→ What is being asked
Pictures aside, write out every record exactly as it appears.

● ● ● ●

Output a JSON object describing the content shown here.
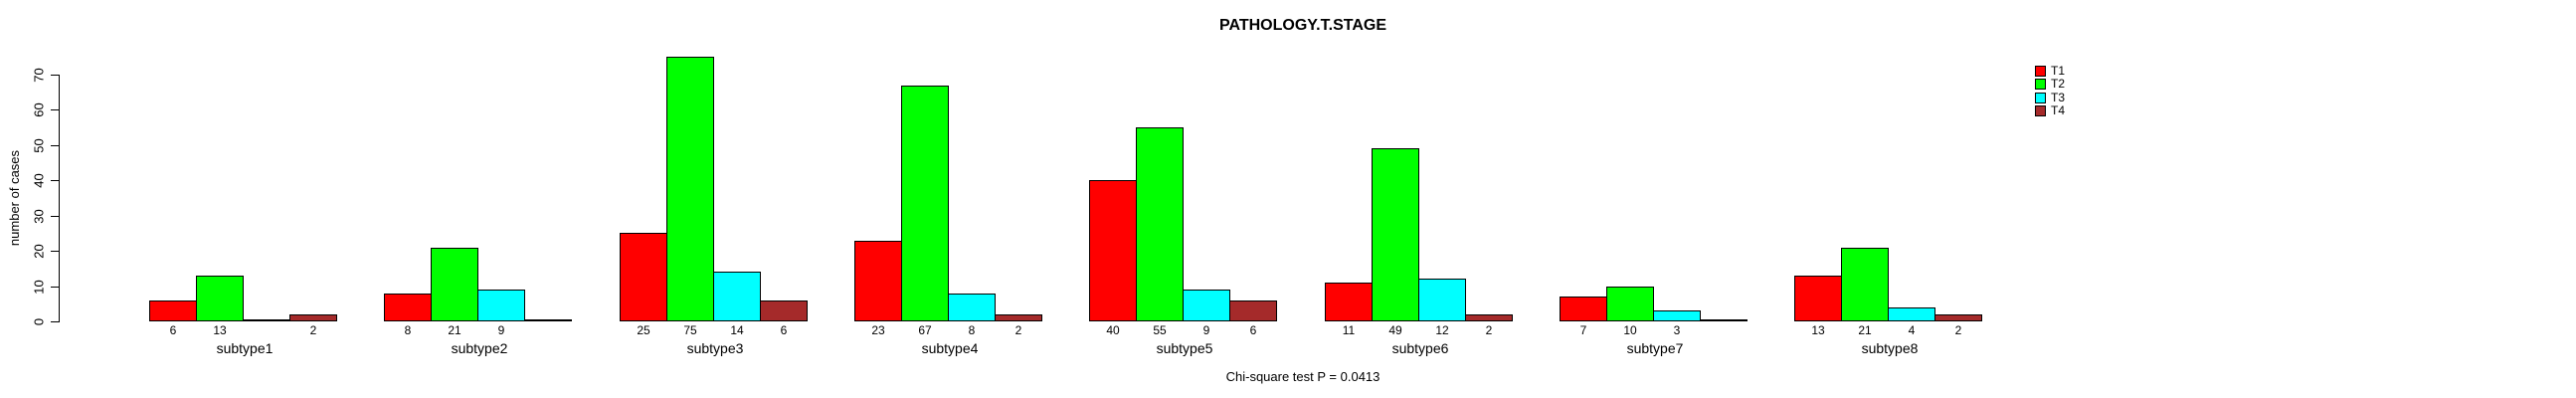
{
  "chart_data": {
    "type": "bar",
    "title": "PATHOLOGY.T.STAGE",
    "ylabel": "number of cases",
    "xlabel": "",
    "ylim": [
      0,
      75
    ],
    "yticks": [
      0,
      10,
      20,
      30,
      40,
      50,
      60,
      70
    ],
    "grid": false,
    "legend_position": "top-right",
    "caption": "Chi-square test P = 0.0413",
    "categories": [
      "subtype1",
      "subtype2",
      "subtype3",
      "subtype4",
      "subtype5",
      "subtype6",
      "subtype7",
      "subtype8"
    ],
    "series": [
      {
        "name": "T1",
        "color": "#FF0000",
        "values": [
          6,
          8,
          25,
          23,
          40,
          11,
          7,
          13
        ]
      },
      {
        "name": "T2",
        "color": "#00FF00",
        "values": [
          13,
          21,
          75,
          67,
          55,
          49,
          10,
          21
        ]
      },
      {
        "name": "T3",
        "color": "#00FFFF",
        "values": [
          0,
          9,
          14,
          8,
          9,
          12,
          3,
          4
        ]
      },
      {
        "name": "T4",
        "color": "#A52A2A",
        "values": [
          2,
          0,
          6,
          2,
          6,
          2,
          0,
          2
        ]
      }
    ],
    "bar_count_labels_shown_only_when_positive": true
  }
}
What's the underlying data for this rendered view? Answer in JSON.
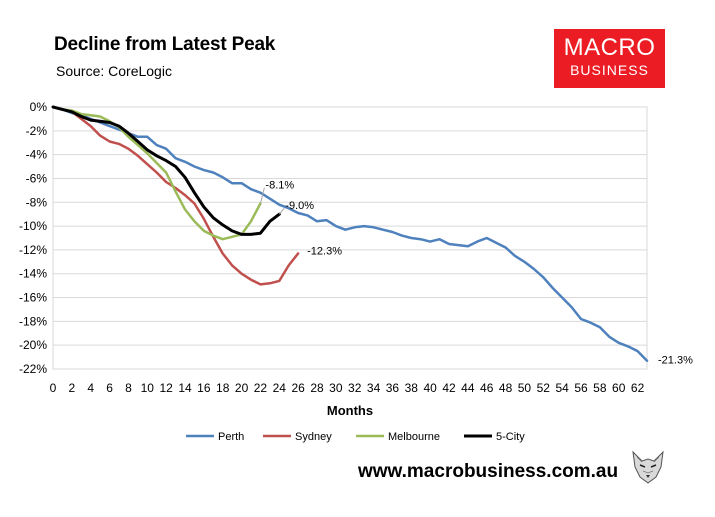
{
  "header": {
    "title": "Decline from Latest Peak",
    "subtitle": "Source: CoreLogic"
  },
  "logo": {
    "line1": "MACRO",
    "line2": "BUSINESS"
  },
  "footer": {
    "url": "www.macrobusiness.com.au"
  },
  "colors": {
    "brand_red": "#ec1c24"
  },
  "icons": {
    "corner_logo": "fox-head-icon"
  },
  "chart_data": {
    "type": "line",
    "title": "Decline from Latest Peak",
    "xlabel": "Months",
    "ylabel": "",
    "xlim": [
      0,
      63
    ],
    "ylim": [
      -22,
      0
    ],
    "x_ticks": [
      0,
      2,
      4,
      6,
      8,
      10,
      12,
      14,
      16,
      18,
      20,
      22,
      24,
      26,
      28,
      30,
      32,
      34,
      36,
      38,
      40,
      42,
      44,
      46,
      48,
      50,
      52,
      54,
      56,
      58,
      60,
      62
    ],
    "y_ticks": [
      0,
      -2,
      -4,
      -6,
      -8,
      -10,
      -12,
      -14,
      -16,
      -18,
      -20,
      -22
    ],
    "y_tick_labels": [
      "0%",
      "-2%",
      "-4%",
      "-6%",
      "-8%",
      "-10%",
      "-12%",
      "-14%",
      "-16%",
      "-18%",
      "-20%",
      "-22%"
    ],
    "grid": true,
    "legend_position": "bottom",
    "series": [
      {
        "name": "Perth",
        "color": "#4f81bd",
        "end_label": "-21.3%",
        "values": [
          0,
          -0.2,
          -0.5,
          -0.7,
          -1.0,
          -1.3,
          -1.6,
          -1.9,
          -2.2,
          -2.5,
          -2.5,
          -3.2,
          -3.5,
          -4.3,
          -4.6,
          -5.0,
          -5.3,
          -5.5,
          -5.9,
          -6.4,
          -6.4,
          -6.9,
          -7.2,
          -7.7,
          -8.2,
          -8.5,
          -8.9,
          -9.1,
          -9.6,
          -9.5,
          -10.0,
          -10.3,
          -10.1,
          -10.0,
          -10.1,
          -10.3,
          -10.5,
          -10.8,
          -11.0,
          -11.1,
          -11.3,
          -11.1,
          -11.5,
          -11.6,
          -11.7,
          -11.3,
          -11.0,
          -11.4,
          -11.8,
          -12.5,
          -13.0,
          -13.6,
          -14.3,
          -15.2,
          -16.0,
          -16.8,
          -17.8,
          -18.1,
          -18.5,
          -19.3,
          -19.8,
          -20.1,
          -20.5,
          -21.3
        ]
      },
      {
        "name": "Sydney",
        "color": "#c0504d",
        "end_label": "-12.3%",
        "values": [
          0,
          -0.2,
          -0.4,
          -1.0,
          -1.6,
          -2.4,
          -2.9,
          -3.1,
          -3.5,
          -4.1,
          -4.8,
          -5.5,
          -6.3,
          -6.8,
          -7.4,
          -8.1,
          -9.4,
          -10.9,
          -12.3,
          -13.3,
          -14.0,
          -14.5,
          -14.9,
          -14.8,
          -14.6,
          -13.3,
          -12.3
        ]
      },
      {
        "name": "Melbourne",
        "color": "#9bbb59",
        "end_label": "-8.1%",
        "values": [
          0,
          -0.2,
          -0.3,
          -0.6,
          -0.7,
          -0.8,
          -1.2,
          -1.7,
          -2.5,
          -3.2,
          -3.9,
          -4.7,
          -5.5,
          -7.1,
          -8.6,
          -9.6,
          -10.4,
          -10.8,
          -11.1,
          -10.9,
          -10.7,
          -9.6,
          -8.1
        ]
      },
      {
        "name": "5-City",
        "color": "#000000",
        "end_label": "-9.0%",
        "values": [
          0,
          -0.2,
          -0.4,
          -0.8,
          -1.1,
          -1.2,
          -1.3,
          -1.6,
          -2.2,
          -2.9,
          -3.6,
          -4.1,
          -4.5,
          -5.0,
          -5.9,
          -7.2,
          -8.4,
          -9.3,
          -9.9,
          -10.4,
          -10.7,
          -10.7,
          -10.6,
          -9.6,
          -9.0
        ]
      }
    ]
  }
}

● ● ● ●

→ Result for this task
Output a JSON object describing the content shown here.
{
  "chart_data": {
    "type": "bar",
    "title": "PATHOLOGY.T.STAGE",
    "ylabel": "number of cases",
    "xlabel": "",
    "ylim": [
      0,
      75
    ],
    "yticks": [
      0,
      10,
      20,
      30,
      40,
      50,
      60,
      70
    ],
    "grid": false,
    "legend_position": "top-right",
    "caption": "Chi-square test P = 0.0413",
    "categories": [
      "subtype1",
      "subtype2",
      "subtype3",
      "subtype4",
      "subtype5",
      "subtype6",
      "subtype7",
      "subtype8"
    ],
    "series": [
      {
        "name": "T1",
        "color": "#FF0000",
        "values": [
          6,
          8,
          25,
          23,
          40,
          11,
          7,
          13
        ]
      },
      {
        "name": "T2",
        "color": "#00FF00",
        "values": [
          13,
          21,
          75,
          67,
          55,
          49,
          10,
          21
        ]
      },
      {
        "name": "T3",
        "color": "#00FFFF",
        "values": [
          0,
          9,
          14,
          8,
          9,
          12,
          3,
          4
        ]
      },
      {
        "name": "T4",
        "color": "#A52A2A",
        "values": [
          2,
          0,
          6,
          2,
          6,
          2,
          0,
          2
        ]
      }
    ],
    "bar_count_labels_shown_only_when_positive": true
  }
}
What's the underlying data for this rendered view? Answer in JSON.
{
  "header": {
    "title": "Decline from Latest Peak",
    "subtitle": "Source: CoreLogic"
  },
  "logo": {
    "line1": "MACRO",
    "line2": "BUSINESS"
  },
  "footer": {
    "url": "www.macrobusiness.com.au"
  },
  "colors": {
    "brand_red": "#ec1c24"
  },
  "icons": {
    "corner_logo": "fox-head-icon"
  },
  "chart_data": {
    "type": "line",
    "title": "Decline from Latest Peak",
    "xlabel": "Months",
    "ylabel": "",
    "xlim": [
      0,
      63
    ],
    "ylim": [
      -22,
      0
    ],
    "x_ticks": [
      0,
      2,
      4,
      6,
      8,
      10,
      12,
      14,
      16,
      18,
      20,
      22,
      24,
      26,
      28,
      30,
      32,
      34,
      36,
      38,
      40,
      42,
      44,
      46,
      48,
      50,
      52,
      54,
      56,
      58,
      60,
      62
    ],
    "y_ticks": [
      0,
      -2,
      -4,
      -6,
      -8,
      -10,
      -12,
      -14,
      -16,
      -18,
      -20,
      -22
    ],
    "y_tick_labels": [
      "0%",
      "-2%",
      "-4%",
      "-6%",
      "-8%",
      "-10%",
      "-12%",
      "-14%",
      "-16%",
      "-18%",
      "-20%",
      "-22%"
    ],
    "grid": true,
    "legend_position": "bottom",
    "series": [
      {
        "name": "Perth",
        "color": "#4f81bd",
        "end_label": "-21.3%",
        "values": [
          0,
          -0.2,
          -0.5,
          -0.7,
          -1.0,
          -1.3,
          -1.6,
          -1.9,
          -2.2,
          -2.5,
          -2.5,
          -3.2,
          -3.5,
          -4.3,
          -4.6,
          -5.0,
          -5.3,
          -5.5,
          -5.9,
          -6.4,
          -6.4,
          -6.9,
          -7.2,
          -7.7,
          -8.2,
          -8.5,
          -8.9,
          -9.1,
          -9.6,
          -9.5,
          -10.0,
          -10.3,
          -10.1,
          -10.0,
          -10.1,
          -10.3,
          -10.5,
          -10.8,
          -11.0,
          -11.1,
          -11.3,
          -11.1,
          -11.5,
          -11.6,
          -11.7,
          -11.3,
          -11.0,
          -11.4,
          -11.8,
          -12.5,
          -13.0,
          -13.6,
          -14.3,
          -15.2,
          -16.0,
          -16.8,
          -17.8,
          -18.1,
          -18.5,
          -19.3,
          -19.8,
          -20.1,
          -20.5,
          -21.3
        ]
      },
      {
        "name": "Sydney",
        "color": "#c0504d",
        "end_label": "-12.3%",
        "values": [
          0,
          -0.2,
          -0.4,
          -1.0,
          -1.6,
          -2.4,
          -2.9,
          -3.1,
          -3.5,
          -4.1,
          -4.8,
          -5.5,
          -6.3,
          -6.8,
          -7.4,
          -8.1,
          -9.4,
          -10.9,
          -12.3,
          -13.3,
          -14.0,
          -14.5,
          -14.9,
          -14.8,
          -14.6,
          -13.3,
          -12.3
        ]
      },
      {
        "name": "Melbourne",
        "color": "#9bbb59",
        "end_label": "-8.1%",
        "values": [
          0,
          -0.2,
          -0.3,
          -0.6,
          -0.7,
          -0.8,
          -1.2,
          -1.7,
          -2.5,
          -3.2,
          -3.9,
          -4.7,
          -5.5,
          -7.1,
          -8.6,
          -9.6,
          -10.4,
          -10.8,
          -11.1,
          -10.9,
          -10.7,
          -9.6,
          -8.1
        ]
      },
      {
        "name": "5-City",
        "color": "#000000",
        "end_label": "-9.0%",
        "values": [
          0,
          -0.2,
          -0.4,
          -0.8,
          -1.1,
          -1.2,
          -1.3,
          -1.6,
          -2.2,
          -2.9,
          -3.6,
          -4.1,
          -4.5,
          -5.0,
          -5.9,
          -7.2,
          -8.4,
          -9.3,
          -9.9,
          -10.4,
          -10.7,
          -10.7,
          -10.6,
          -9.6,
          -9.0
        ]
      }
    ]
  }
}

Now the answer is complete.